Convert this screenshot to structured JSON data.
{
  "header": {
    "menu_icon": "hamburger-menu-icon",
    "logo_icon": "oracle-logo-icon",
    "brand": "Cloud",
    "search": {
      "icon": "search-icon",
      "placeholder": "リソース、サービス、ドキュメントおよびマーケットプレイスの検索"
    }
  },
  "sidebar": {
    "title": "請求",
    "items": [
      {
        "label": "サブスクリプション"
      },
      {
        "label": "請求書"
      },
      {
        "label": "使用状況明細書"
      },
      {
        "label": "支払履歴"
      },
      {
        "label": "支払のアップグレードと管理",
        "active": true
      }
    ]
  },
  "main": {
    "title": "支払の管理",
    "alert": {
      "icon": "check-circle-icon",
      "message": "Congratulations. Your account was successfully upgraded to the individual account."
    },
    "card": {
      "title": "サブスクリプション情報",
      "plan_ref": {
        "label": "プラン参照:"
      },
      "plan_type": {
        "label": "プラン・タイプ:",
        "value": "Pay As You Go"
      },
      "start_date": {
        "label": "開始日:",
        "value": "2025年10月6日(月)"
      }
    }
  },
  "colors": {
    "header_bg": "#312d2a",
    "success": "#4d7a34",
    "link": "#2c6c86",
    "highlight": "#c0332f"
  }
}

☆ ☆ ☆ ☆

How many lines of these entries hold the string "value"? Answer with the number alone.

Task result: 2